Leave out the pictures and copy each record below exactly.

________________________________________

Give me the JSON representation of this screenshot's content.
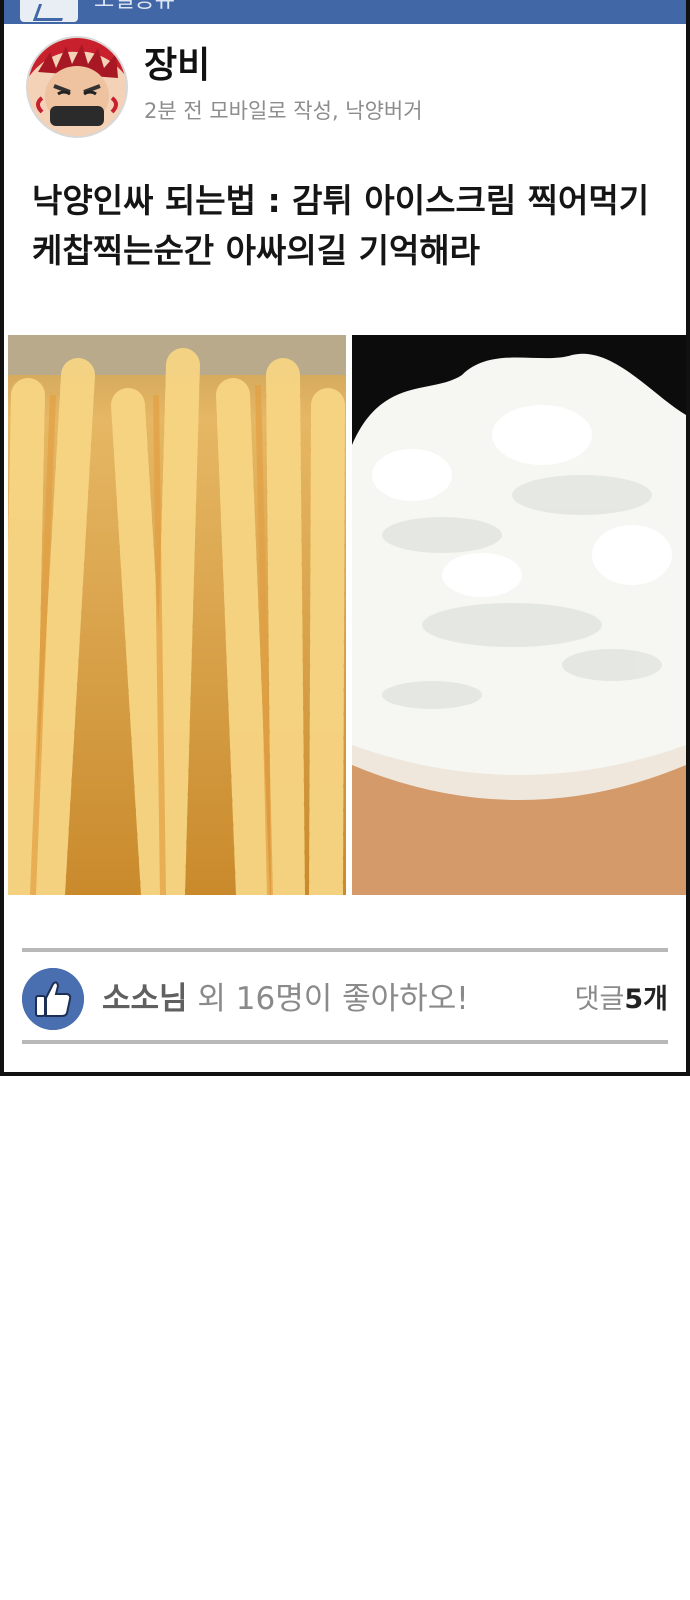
{
  "header": {
    "title_partial": "소셜공유"
  },
  "post": {
    "author": "장비",
    "meta": "2분 전 모바일로 작성, 낙양버거",
    "text_lines": [
      "낙양인싸 되는법 : 감튀 아이스크림 찍어먹기",
      "케찹찍는순간 아싸의길 기억해라"
    ],
    "images": [
      {
        "icon": "crinkle-fries-photo"
      },
      {
        "icon": "whipped-ice-cream-photo"
      }
    ]
  },
  "footer": {
    "like_name": "소소님",
    "like_rest": " 외 16명이 좋아하오!",
    "comment_label": "댓글",
    "comment_count": "5개"
  },
  "colors": {
    "header_blue": "#4267a6",
    "like_icon_blue": "#4a6fb0"
  }
}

________________________________________

■ Finished exercise
Give me the JSON representation of this screenshot's content.
{
  "header": {
    "title_partial": "소셜공유"
  },
  "post": {
    "author": "장비",
    "meta": "2분 전 모바일로 작성, 낙양버거",
    "text_lines": [
      "낙양인싸 되는법 : 감튀 아이스크림 찍어먹기",
      "케찹찍는순간 아싸의길 기억해라"
    ],
    "images": [
      {
        "icon": "crinkle-fries-photo"
      },
      {
        "icon": "whipped-ice-cream-photo"
      }
    ]
  },
  "footer": {
    "like_name": "소소님",
    "like_rest": " 외 16명이 좋아하오!",
    "comment_label": "댓글",
    "comment_count": "5개"
  },
  "colors": {
    "header_blue": "#4267a6",
    "like_icon_blue": "#4a6fb0"
  }
}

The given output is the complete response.